------ Exercise materials ------

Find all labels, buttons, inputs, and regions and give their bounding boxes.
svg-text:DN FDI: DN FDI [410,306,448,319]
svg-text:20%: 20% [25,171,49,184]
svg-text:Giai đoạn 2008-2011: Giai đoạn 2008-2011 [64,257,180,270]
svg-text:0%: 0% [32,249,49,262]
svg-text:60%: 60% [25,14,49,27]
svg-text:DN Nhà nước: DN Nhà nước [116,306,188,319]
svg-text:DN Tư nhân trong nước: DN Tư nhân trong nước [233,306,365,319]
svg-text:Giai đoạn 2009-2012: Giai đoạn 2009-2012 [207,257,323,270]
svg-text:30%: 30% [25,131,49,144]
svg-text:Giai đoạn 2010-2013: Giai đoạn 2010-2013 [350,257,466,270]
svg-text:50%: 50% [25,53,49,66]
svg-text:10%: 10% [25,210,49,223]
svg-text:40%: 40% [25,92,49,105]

------

Problem description — Could you reproduce all the records with every "Giai đoạn" renamed to "Period" and everything else left unchanged?

Correct response —
Find all labels, buttons, inputs, and regions and give their bounding boxes.
svg-text:DN FDI: DN FDI [410,306,448,319]
svg-text:20%: 20% [25,171,49,184]
svg-text:Period 2008-2011: Period 2008-2011 [64,257,180,270]
svg-text:0%: 0% [32,249,49,262]
svg-text:60%: 60% [25,14,49,27]
svg-text:DN Nhà nước: DN Nhà nước [116,306,188,319]
svg-text:DN Tư nhân trong nước: DN Tư nhân trong nước [233,306,365,319]
svg-text:Period 2009-2012: Period 2009-2012 [207,257,323,270]
svg-text:30%: 30% [25,131,49,144]
svg-text:Period 2010-2013: Period 2010-2013 [350,257,466,270]
svg-text:50%: 50% [25,53,49,66]
svg-text:10%: 10% [25,210,49,223]
svg-text:40%: 40% [25,92,49,105]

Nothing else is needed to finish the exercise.